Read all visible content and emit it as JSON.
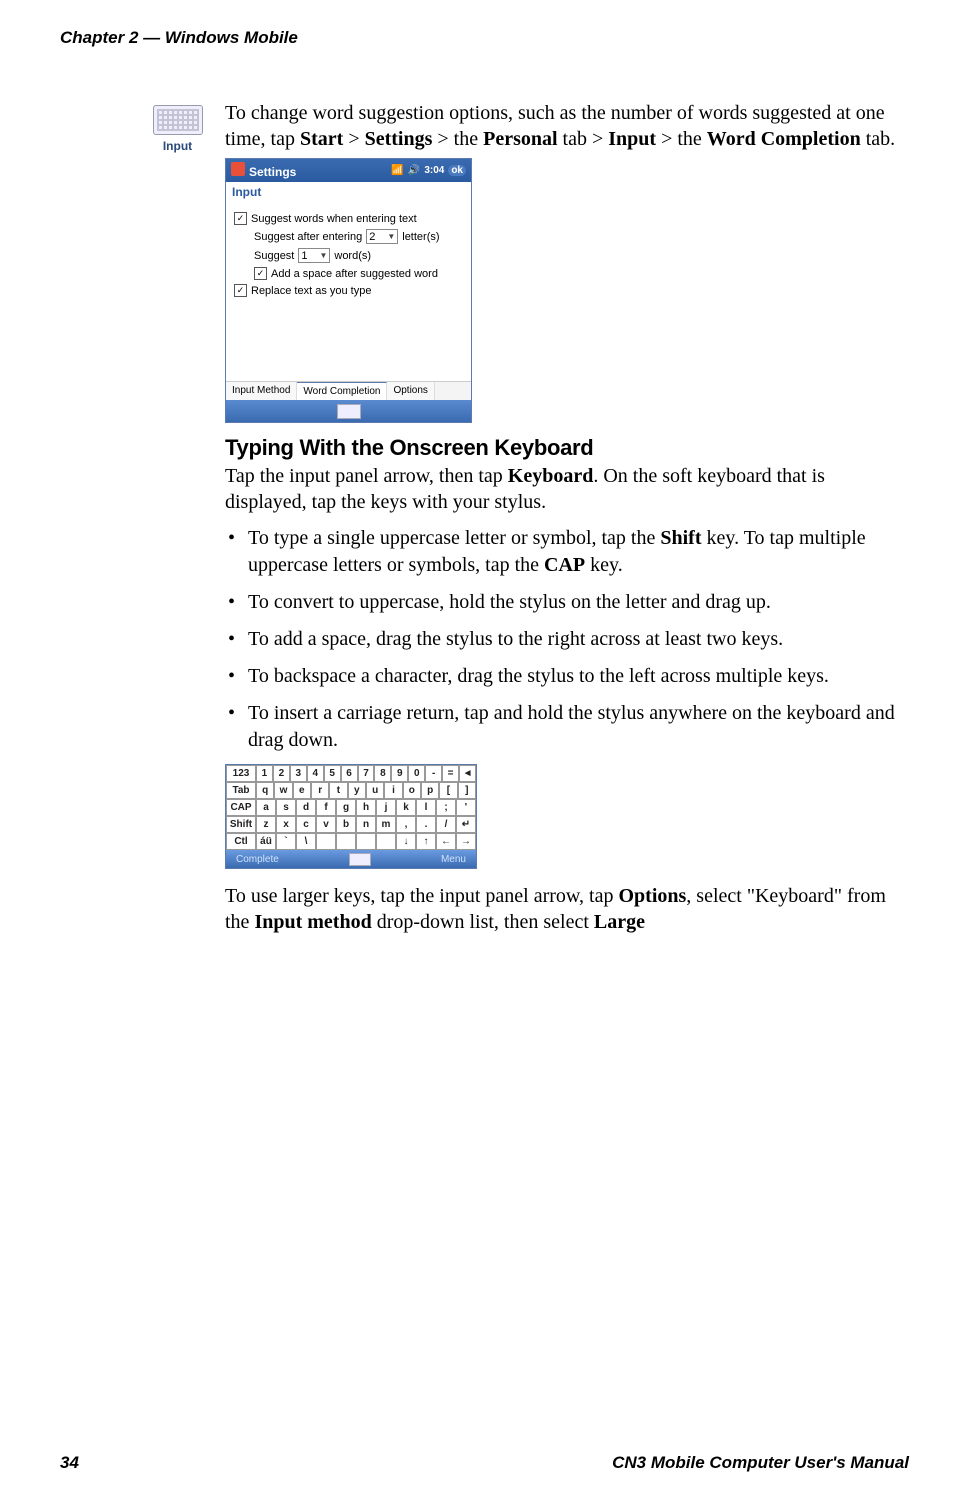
{
  "header": "Chapter 2 — Windows Mobile",
  "footer_page": "34",
  "footer_title": "CN3 Mobile Computer User's Manual",
  "icon_label": "Input",
  "para1_a": "To change word suggestion options, such as the number of words suggested at one time, tap ",
  "b_start": "Start",
  "gt": " > ",
  "b_settings": "Settings",
  "txt_the1": " > the ",
  "b_personal": "Personal",
  "txt_tab1": " tab > ",
  "b_input": "Input",
  "txt_the2": " > the ",
  "b_wordcomp": "Word Completion",
  "txt_tab2": " tab.",
  "wm": {
    "toolbar_title": "Settings",
    "time": "3:04",
    "ok": "ok",
    "subtitle": "Input",
    "row1": "Suggest words when entering text",
    "row2a": "Suggest after entering",
    "row2_dd": "2",
    "row2b": "letter(s)",
    "row3a": "Suggest",
    "row3_dd": "1",
    "row3b": "word(s)",
    "row4": "Add a space after suggested word",
    "row5": "Replace text as you type",
    "tab1": "Input Method",
    "tab2": "Word Completion",
    "tab3": "Options"
  },
  "section_heading": "Typing With the Onscreen Keyboard",
  "para2_a": "Tap the input panel arrow, then tap ",
  "b_keyboard": "Keyboard",
  "para2_b": ". On the soft keyboard that is displayed, tap the keys with your stylus.",
  "bullets": {
    "b1a": "To type a single uppercase letter or symbol, tap the ",
    "b1_shift": "Shift",
    "b1b": " key. To tap multiple uppercase letters or symbols, tap the ",
    "b1_cap": "CAP",
    "b1c": " key.",
    "b2": "To convert to uppercase, hold the stylus on the letter and drag up.",
    "b3": "To add a space, drag the stylus to the right across at least two keys.",
    "b4": "To backspace a character, drag the stylus to the left across multiple keys.",
    "b5": "To insert a carriage return, tap and hold the stylus anywhere on the keyboard and drag down."
  },
  "kb": {
    "row1": [
      "123",
      "1",
      "2",
      "3",
      "4",
      "5",
      "6",
      "7",
      "8",
      "9",
      "0",
      "-",
      "=",
      "◄"
    ],
    "row2": [
      "Tab",
      "q",
      "w",
      "e",
      "r",
      "t",
      "y",
      "u",
      "i",
      "o",
      "p",
      "[",
      "]"
    ],
    "row3": [
      "CAP",
      "a",
      "s",
      "d",
      "f",
      "g",
      "h",
      "j",
      "k",
      "l",
      ";",
      "'"
    ],
    "row4": [
      "Shift",
      "z",
      "x",
      "c",
      "v",
      "b",
      "n",
      "m",
      ",",
      ".",
      "/",
      "↵"
    ],
    "row5": [
      "Ctl",
      "áü",
      "`",
      "\\",
      "",
      "",
      "",
      "",
      "↓",
      "↑",
      "←",
      "→"
    ],
    "bar_left": "Complete",
    "bar_right": "Menu"
  },
  "para3_a": "To use larger keys, tap the input panel arrow, tap ",
  "b_options": "Options",
  "para3_b": ", select \"Keyboard\" from the ",
  "b_inputmethod": "Input method",
  "para3_c": " drop-down list, then select ",
  "b_large": "Large"
}
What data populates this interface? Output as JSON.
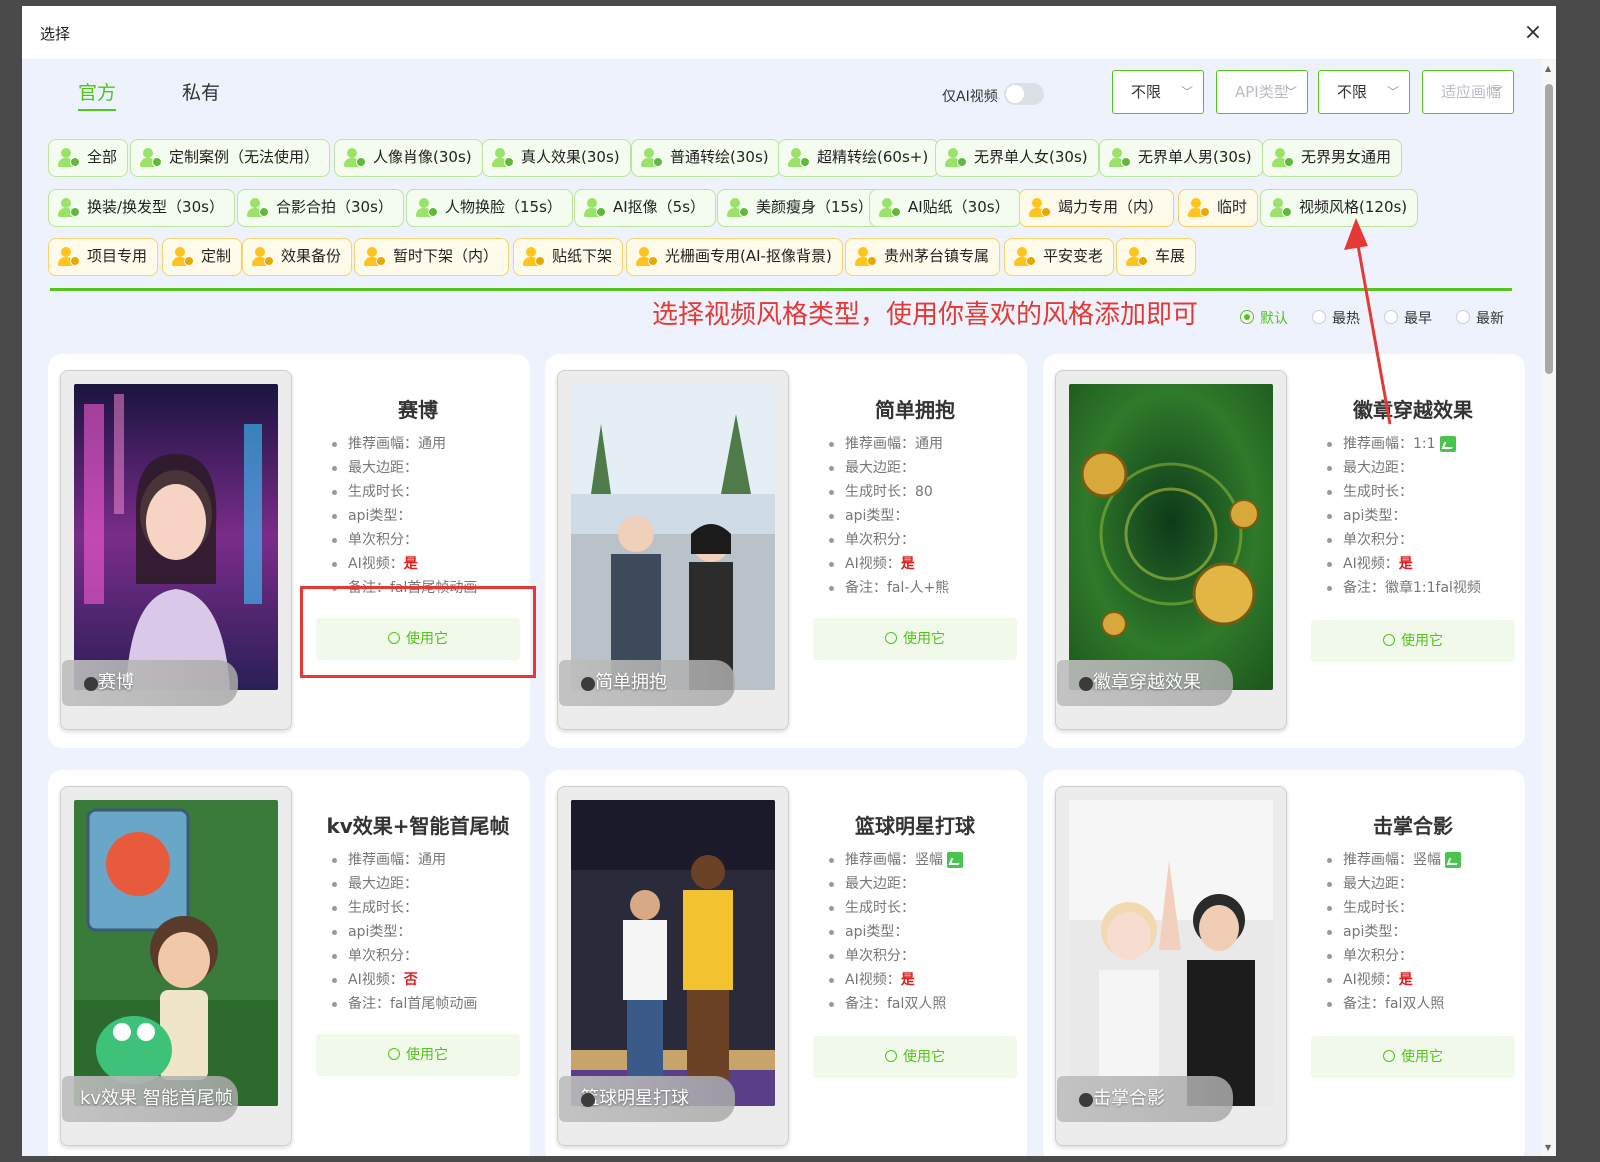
{
  "modal": {
    "title": "选择"
  },
  "tabs": [
    {
      "label": "官方",
      "active": true
    },
    {
      "label": "私有",
      "active": false
    }
  ],
  "toggle": {
    "label": "仅AI视频",
    "on": false
  },
  "filters": [
    {
      "value": "不限",
      "placeholder": false
    },
    {
      "value": "API类型",
      "placeholder": true
    },
    {
      "value": "不限",
      "placeholder": false
    },
    {
      "value": "适应画幅",
      "placeholder": true
    }
  ],
  "categories": [
    {
      "label": "全部",
      "color": "green"
    },
    {
      "label": "定制案例（无法使用）",
      "color": "green"
    },
    {
      "label": "人像肖像(30s)",
      "color": "green"
    },
    {
      "label": "真人效果(30s)",
      "color": "green"
    },
    {
      "label": "普通转绘(30s)",
      "color": "green"
    },
    {
      "label": "超精转绘(60s+)",
      "color": "green"
    },
    {
      "label": "无界单人女(30s)",
      "color": "green"
    },
    {
      "label": "无界单人男(30s)",
      "color": "green"
    },
    {
      "label": "无界男女通用",
      "color": "green"
    },
    {
      "label": "换装/换发型（30s）",
      "color": "green"
    },
    {
      "label": "合影合拍（30s）",
      "color": "green"
    },
    {
      "label": "人物换脸（15s）",
      "color": "green"
    },
    {
      "label": "AI抠像（5s）",
      "color": "green"
    },
    {
      "label": "美颜瘦身（15s）",
      "color": "green"
    },
    {
      "label": "AI贴纸（30s）",
      "color": "green"
    },
    {
      "label": "竭力专用（内）",
      "color": "yellow"
    },
    {
      "label": "临时",
      "color": "yellow"
    },
    {
      "label": "视频风格(120s)",
      "color": "green"
    },
    {
      "label": "项目专用",
      "color": "yellow"
    },
    {
      "label": "定制",
      "color": "yellow"
    },
    {
      "label": "效果备份",
      "color": "yellow"
    },
    {
      "label": "暂时下架（内）",
      "color": "yellow"
    },
    {
      "label": "贴纸下架",
      "color": "yellow"
    },
    {
      "label": "光栅画专用(AI-抠像背景)",
      "color": "yellow"
    },
    {
      "label": "贵州茅台镇专属",
      "color": "yellow"
    },
    {
      "label": "平安变老",
      "color": "yellow"
    },
    {
      "label": "车展",
      "color": "yellow"
    }
  ],
  "annotation": {
    "text": "选择视频风格类型，使用你喜欢的风格添加即可",
    "color": "#e53935"
  },
  "sort": {
    "options": [
      "默认",
      "最热",
      "最早",
      "最新"
    ],
    "selected": "默认"
  },
  "labels": {
    "ratio": "推荐画幅：",
    "margin": "最大边距：",
    "duration": "生成时长：",
    "api": "api类型：",
    "points": "单次积分：",
    "ai": "AI视频：",
    "note": "备注：",
    "use": "使用它"
  },
  "cards": [
    {
      "title": "赛博",
      "caption": "赛博",
      "ratio": "通用",
      "margin": "",
      "duration": "",
      "api": "",
      "points": "",
      "ai": "是",
      "note": "fal首尾帧动画",
      "ratio_icon": false,
      "image": "cyber-portrait"
    },
    {
      "title": "简单拥抱",
      "caption": "简单拥抱",
      "ratio": "通用",
      "margin": "",
      "duration": "80",
      "api": "",
      "points": "",
      "ai": "是",
      "note": "fal-人+熊",
      "ratio_icon": false,
      "image": "couple-hug"
    },
    {
      "title": "徽章穿越效果",
      "caption": "徽章穿越效果",
      "ratio": "1:1",
      "margin": "",
      "duration": "",
      "api": "",
      "points": "",
      "ai": "是",
      "note": "徽章1:1fal视频",
      "ratio_icon": true,
      "image": "pocket-watch-vortex"
    },
    {
      "title": "kv效果+智能首尾帧",
      "caption": "kv效果 智能首尾帧",
      "ratio": "通用",
      "margin": "",
      "duration": "",
      "api": "",
      "points": "",
      "ai": "否",
      "note": "fal首尾帧动画",
      "ratio_icon": false,
      "image": "cartoon-girl-frog"
    },
    {
      "title": "篮球明星打球",
      "caption": "篮球明星打球",
      "ratio": "竖幅",
      "margin": "",
      "duration": "",
      "api": "",
      "points": "",
      "ai": "是",
      "note": "fal双人照",
      "ratio_icon": true,
      "image": "basketball-star"
    },
    {
      "title": "击掌合影",
      "caption": "击掌合影",
      "ratio": "竖幅",
      "margin": "",
      "duration": "",
      "api": "",
      "points": "",
      "ai": "是",
      "note": "fal双人照",
      "ratio_icon": true,
      "image": "high-five"
    }
  ],
  "colors": {
    "accent": "#52c41a",
    "annotation": "#e53935",
    "bodyBg": "#edf2fc"
  }
}
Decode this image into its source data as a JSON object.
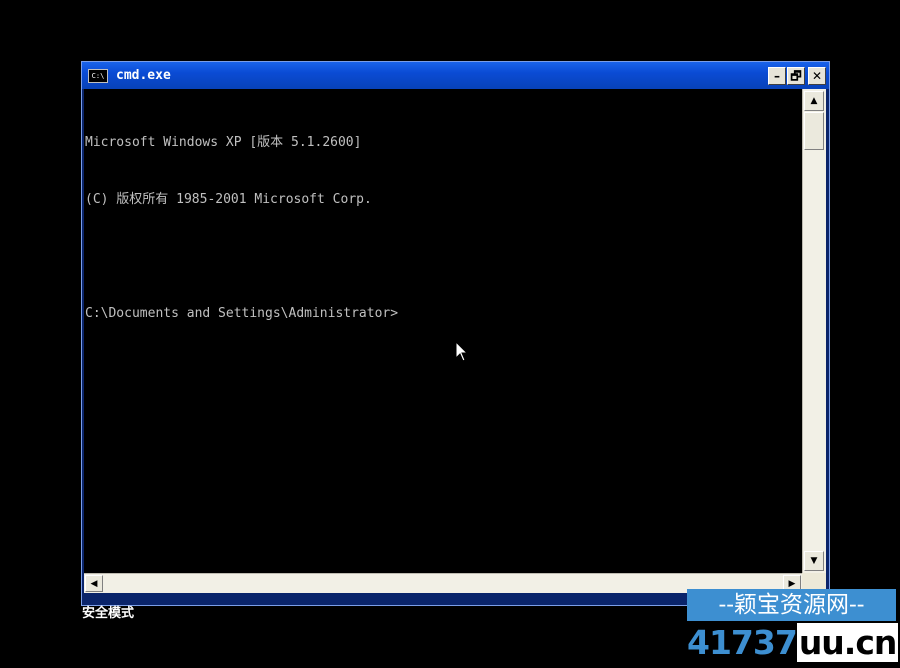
{
  "window": {
    "title": "cmd.exe",
    "icon_label": "C:\\",
    "minimize_label": "–",
    "restore_label": "🗗",
    "close_label": "✕"
  },
  "console": {
    "lines": [
      "Microsoft Windows XP [版本 5.1.2600]",
      "(C) 版权所有 1985-2001 Microsoft Corp.",
      "",
      "C:\\Documents and Settings\\Administrator>"
    ]
  },
  "scrollbar": {
    "up_arrow": "▲",
    "down_arrow": "▼",
    "left_arrow": "◀",
    "right_arrow": "▶"
  },
  "status": {
    "safe_mode": "安全模式"
  },
  "watermark": {
    "top": "--颖宝资源网--",
    "number": "41737",
    "domain": "uu.cn"
  },
  "colors": {
    "titlebar": "#0a4bd4",
    "console_bg": "#000000",
    "console_text": "#c0c0c0",
    "watermark_blue": "#3d8fd1"
  }
}
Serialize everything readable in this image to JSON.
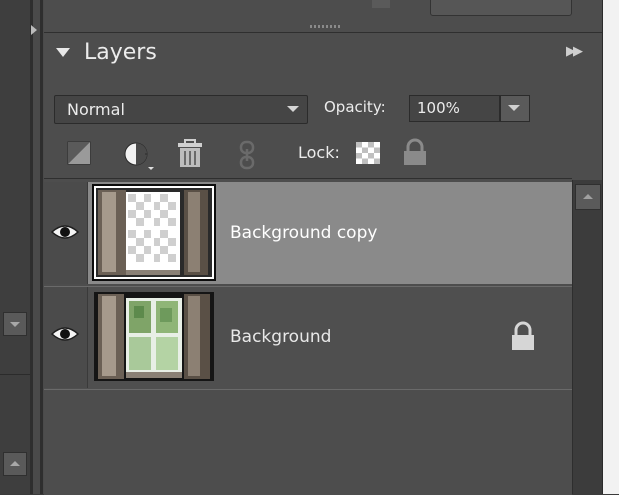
{
  "panel": {
    "title": "Layers"
  },
  "blend_mode": {
    "selected": "Normal"
  },
  "opacity": {
    "label": "Opacity:",
    "value": "100%"
  },
  "tools": {
    "lock_label": "Lock:"
  },
  "layers": [
    {
      "name": "Background copy",
      "visible": true,
      "selected": true,
      "locked": false
    },
    {
      "name": "Background",
      "visible": true,
      "selected": false,
      "locked": true
    }
  ],
  "colors": {
    "panel_bg": "#4d4d4d",
    "selected_row": "#8a8a8a",
    "text": "#ececec"
  },
  "icons": {
    "header_collapse": "triangle-down-icon",
    "panel_menu": "double-chevron-right-icon",
    "new_layer": "new-layer-icon",
    "adjustment": "adjustment-layer-icon",
    "delete": "trash-icon",
    "link": "link-icon",
    "lock_transparent": "checkerboard-icon",
    "lock_all": "padlock-icon",
    "visibility": "eye-icon"
  }
}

::::::

**Exercise objective:** Gather up every line from the listing above in which the word "Mobile" occurs.

**Complete answer:**
  "header": "Chapter 2 — Windows Mobile",
  "footer_title": "CN3 Mobile Computer User's Manual",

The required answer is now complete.